**The exercise:**
Output all entries verbatim. Skip pictures.

(Data items)

________

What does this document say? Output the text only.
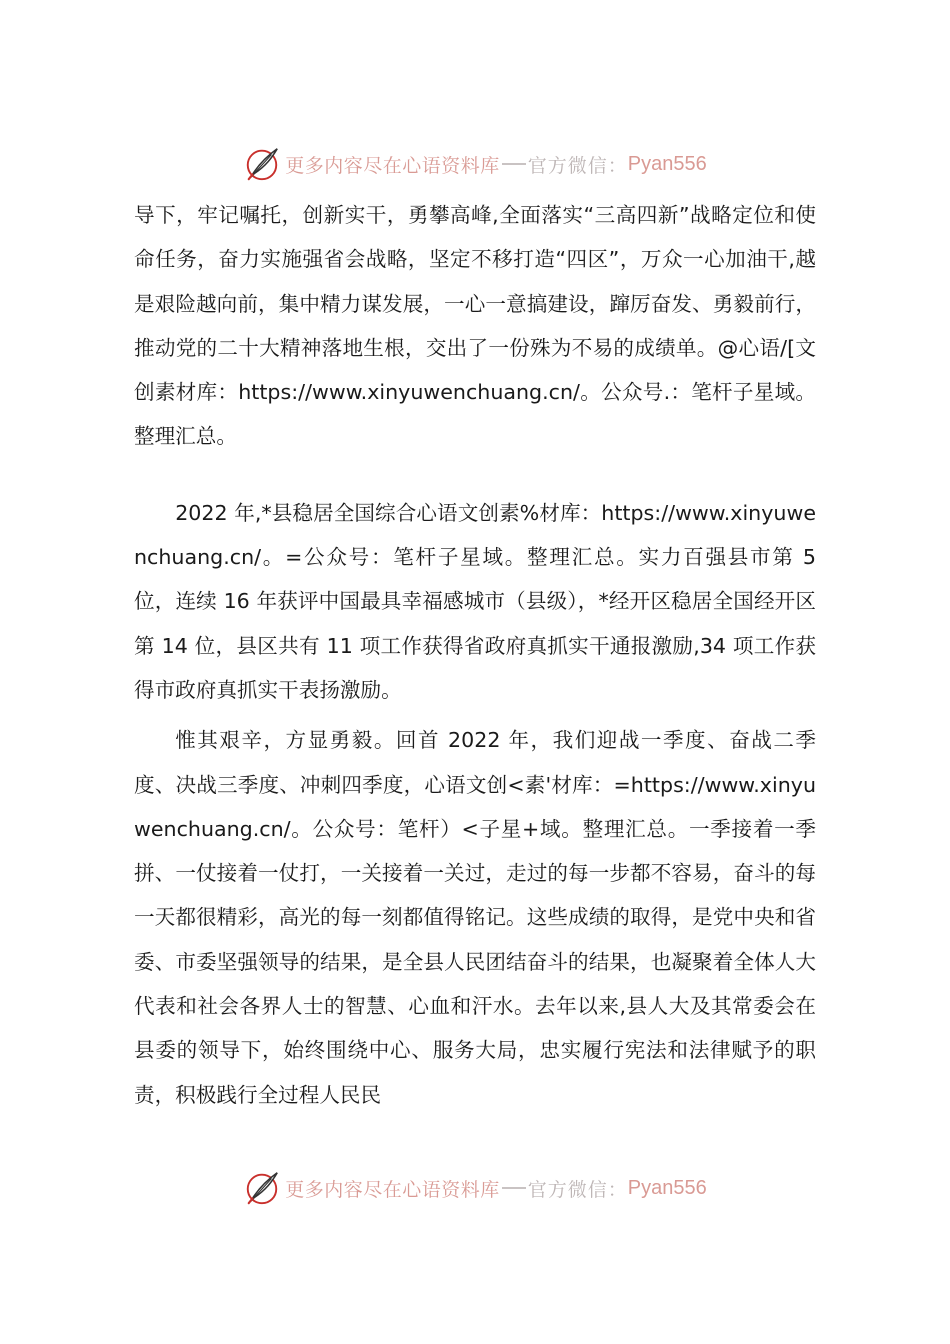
更多内容尽在心语资料库 官方微信： Pyan556

导下，牢记嘱托，创新实干，勇攀高峰,全面落实“三高四新”战略定位和使命任务，奋力实施强省会战略，坚定不移打造“四区”，万众一心加油干,越是艰险越向前，集中精力谋发展，一心一意搞建设，蹿厉奋发、勇毅前行，推动党的二十大精神落地生根，交出了一份殊为不易的成绩单。@心语/[文创素材库：https://www.xinyuwenchuang.cn/。公众号.：笔杆子星域。整理汇总。

2022 年,*县稳居全国综合心语文创素%材库：https://www.xinyuwenchuang.cn/。=公众号：笔杆子星域。整理汇总。实力百强县市第 5 位，连续 16 年获评中国最具幸福感城市（县级），*经开区稳居全国经开区第 14 位，县区共有 11 项工作获得省政府真抓实干通报激励,34 项工作获得市政府真抓实干表扬激励。

惟其艰辛，方显勇毅。回首 2022 年，我们迎战一季度、奋战二季度、决战三季度、冲刺四季度，心语文创<素'材库：=https://www.xinyuwenchuang.cn/。公众号：笔杆）<子星+域。整理汇总。一季接着一季拼、一仗接着一仗打，一关接着一关过，走过的每一步都不容易，奋斗的每一天都很精彩，高光的每一刻都值得铭记。这些成绩的取得，是党中央和省委、市委坚强领导的结果，是全县人民团结奋斗的结果，也凝聚着全体人大代表和社会各界人士的智慧、心血和汗水。去年以来,县人大及其常委会在县委的领导下，始终围绕中心、服务大局，忠实履行宪法和法律赋予的职责，积极践行全过程人民民

更多内容尽在心语资料库 官方微信： Pyan556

________

**Written response:**
What does this document say? Output the text only.
更多内容尽在心语资料库 官方微信： Pyan556

导下，牢记嘱托，创新实干，勇攀高峰,全面落实“三高四新”战略定位和使命任务，奋力实施强省会战略，坚定不移打造“四区”，万众一心加油干,越是艰险越向前，集中精力谋发展，一心一意搞建设，蹿厉奋发、勇毅前行，推动党的二十大精神落地生根，交出了一份殊为不易的成绩单。@心语/[文创素材库：https://www.xinyuwenchuang.cn/。公众号.：笔杆子星域。整理汇总。

2022 年,*县稳居全国综合心语文创素%材库：https://www.xinyuwenchuang.cn/。=公众号：笔杆子星域。整理汇总。实力百强县市第 5 位，连续 16 年获评中国最具幸福感城市（县级），*经开区稳居全国经开区第 14 位，县区共有 11 项工作获得省政府真抓实干通报激励,34 项工作获得市政府真抓实干表扬激励。

惟其艰辛，方显勇毅。回首 2022 年，我们迎战一季度、奋战二季度、决战三季度、冲刺四季度，心语文创<素'材库：=https://www.xinyuwenchuang.cn/。公众号：笔杆）<子星+域。整理汇总。一季接着一季拼、一仗接着一仗打，一关接着一关过，走过的每一步都不容易，奋斗的每一天都很精彩，高光的每一刻都值得铭记。这些成绩的取得，是党中央和省委、市委坚强领导的结果，是全县人民团结奋斗的结果，也凝聚着全体人大代表和社会各界人士的智慧、心血和汗水。去年以来,县人大及其常委会在县委的领导下，始终围绕中心、服务大局，忠实履行宪法和法律赋予的职责，积极践行全过程人民民

更多内容尽在心语资料库 官方微信： Pyan556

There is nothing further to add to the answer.